Available records:
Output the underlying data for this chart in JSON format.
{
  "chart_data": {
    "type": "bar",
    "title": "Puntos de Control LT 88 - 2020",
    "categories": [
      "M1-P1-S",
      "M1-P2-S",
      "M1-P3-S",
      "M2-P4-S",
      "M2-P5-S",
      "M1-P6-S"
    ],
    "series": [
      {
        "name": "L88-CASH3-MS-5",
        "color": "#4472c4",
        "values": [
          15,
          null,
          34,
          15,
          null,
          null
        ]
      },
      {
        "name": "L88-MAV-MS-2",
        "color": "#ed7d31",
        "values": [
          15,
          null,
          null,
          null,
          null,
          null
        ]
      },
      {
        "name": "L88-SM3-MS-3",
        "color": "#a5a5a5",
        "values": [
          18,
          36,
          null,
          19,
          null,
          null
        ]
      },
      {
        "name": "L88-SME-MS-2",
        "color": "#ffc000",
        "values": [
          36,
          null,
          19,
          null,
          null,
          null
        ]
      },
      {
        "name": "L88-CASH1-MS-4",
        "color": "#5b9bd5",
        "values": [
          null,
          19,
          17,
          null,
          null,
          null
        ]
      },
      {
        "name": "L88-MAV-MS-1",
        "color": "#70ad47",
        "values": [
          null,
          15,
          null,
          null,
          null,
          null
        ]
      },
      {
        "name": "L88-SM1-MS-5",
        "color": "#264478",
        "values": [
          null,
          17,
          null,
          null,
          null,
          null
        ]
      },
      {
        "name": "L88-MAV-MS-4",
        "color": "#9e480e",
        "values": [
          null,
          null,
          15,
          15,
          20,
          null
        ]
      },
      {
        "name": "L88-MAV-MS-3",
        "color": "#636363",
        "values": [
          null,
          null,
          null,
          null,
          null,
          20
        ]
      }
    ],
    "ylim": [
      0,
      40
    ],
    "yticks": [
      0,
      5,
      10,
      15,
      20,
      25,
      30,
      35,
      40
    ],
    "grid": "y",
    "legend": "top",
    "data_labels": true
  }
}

Stated task:
Restate each record word for word.

Output of the exercise:
Output the underlying data for this chart in JSON format.
{
  "chart_data": {
    "type": "bar",
    "title": "Puntos de Control LT 88 - 2020",
    "categories": [
      "M1-P1-S",
      "M1-P2-S",
      "M1-P3-S",
      "M2-P4-S",
      "M2-P5-S",
      "M1-P6-S"
    ],
    "series": [
      {
        "name": "L88-CASH3-MS-5",
        "color": "#4472c4",
        "values": [
          15,
          null,
          34,
          15,
          null,
          null
        ]
      },
      {
        "name": "L88-MAV-MS-2",
        "color": "#ed7d31",
        "values": [
          15,
          null,
          null,
          null,
          null,
          null
        ]
      },
      {
        "name": "L88-SM3-MS-3",
        "color": "#a5a5a5",
        "values": [
          18,
          36,
          null,
          19,
          null,
          null
        ]
      },
      {
        "name": "L88-SME-MS-2",
        "color": "#ffc000",
        "values": [
          36,
          null,
          19,
          null,
          null,
          null
        ]
      },
      {
        "name": "L88-CASH1-MS-4",
        "color": "#5b9bd5",
        "values": [
          null,
          19,
          17,
          null,
          null,
          null
        ]
      },
      {
        "name": "L88-MAV-MS-1",
        "color": "#70ad47",
        "values": [
          null,
          15,
          null,
          null,
          null,
          null
        ]
      },
      {
        "name": "L88-SM1-MS-5",
        "color": "#264478",
        "values": [
          null,
          17,
          null,
          null,
          null,
          null
        ]
      },
      {
        "name": "L88-MAV-MS-4",
        "color": "#9e480e",
        "values": [
          null,
          null,
          15,
          15,
          20,
          null
        ]
      },
      {
        "name": "L88-MAV-MS-3",
        "color": "#636363",
        "values": [
          null,
          null,
          null,
          null,
          null,
          20
        ]
      }
    ],
    "ylim": [
      0,
      40
    ],
    "yticks": [
      0,
      5,
      10,
      15,
      20,
      25,
      30,
      35,
      40
    ],
    "grid": "y",
    "legend": "top",
    "data_labels": true
  }
}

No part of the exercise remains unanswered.